Collected data entries
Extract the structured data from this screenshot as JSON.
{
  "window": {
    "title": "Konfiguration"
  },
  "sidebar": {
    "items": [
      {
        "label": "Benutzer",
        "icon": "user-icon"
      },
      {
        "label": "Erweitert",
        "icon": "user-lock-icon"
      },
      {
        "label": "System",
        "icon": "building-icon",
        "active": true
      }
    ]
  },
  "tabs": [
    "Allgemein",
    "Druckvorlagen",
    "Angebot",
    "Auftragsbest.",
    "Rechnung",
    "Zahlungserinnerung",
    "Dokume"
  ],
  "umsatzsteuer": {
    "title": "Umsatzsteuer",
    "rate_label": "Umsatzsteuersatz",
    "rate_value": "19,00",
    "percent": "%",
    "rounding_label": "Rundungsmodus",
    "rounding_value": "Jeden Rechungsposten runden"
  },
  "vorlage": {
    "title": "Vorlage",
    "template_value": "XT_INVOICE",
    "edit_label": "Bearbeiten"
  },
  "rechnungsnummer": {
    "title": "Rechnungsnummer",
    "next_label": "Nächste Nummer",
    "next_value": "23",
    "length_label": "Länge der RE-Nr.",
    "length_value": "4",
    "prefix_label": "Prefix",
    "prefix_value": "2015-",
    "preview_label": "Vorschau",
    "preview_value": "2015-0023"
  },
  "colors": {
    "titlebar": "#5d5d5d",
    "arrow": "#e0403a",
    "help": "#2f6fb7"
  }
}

**What is asked**: Reproduce the complete data exactly as presented above.

**Solution below**:
Extract the structured data from this screenshot as JSON.
{
  "window": {
    "title": "Konfiguration"
  },
  "sidebar": {
    "items": [
      {
        "label": "Benutzer",
        "icon": "user-icon"
      },
      {
        "label": "Erweitert",
        "icon": "user-lock-icon"
      },
      {
        "label": "System",
        "icon": "building-icon",
        "active": true
      }
    ]
  },
  "tabs": [
    "Allgemein",
    "Druckvorlagen",
    "Angebot",
    "Auftragsbest.",
    "Rechnung",
    "Zahlungserinnerung",
    "Dokume"
  ],
  "umsatzsteuer": {
    "title": "Umsatzsteuer",
    "rate_label": "Umsatzsteuersatz",
    "rate_value": "19,00",
    "percent": "%",
    "rounding_label": "Rundungsmodus",
    "rounding_value": "Jeden Rechungsposten runden"
  },
  "vorlage": {
    "title": "Vorlage",
    "template_value": "XT_INVOICE",
    "edit_label": "Bearbeiten"
  },
  "rechnungsnummer": {
    "title": "Rechnungsnummer",
    "next_label": "Nächste Nummer",
    "next_value": "23",
    "length_label": "Länge der RE-Nr.",
    "length_value": "4",
    "prefix_label": "Prefix",
    "prefix_value": "2015-",
    "preview_label": "Vorschau",
    "preview_value": "2015-0023"
  },
  "colors": {
    "titlebar": "#5d5d5d",
    "arrow": "#e0403a",
    "help": "#2f6fb7"
  }
}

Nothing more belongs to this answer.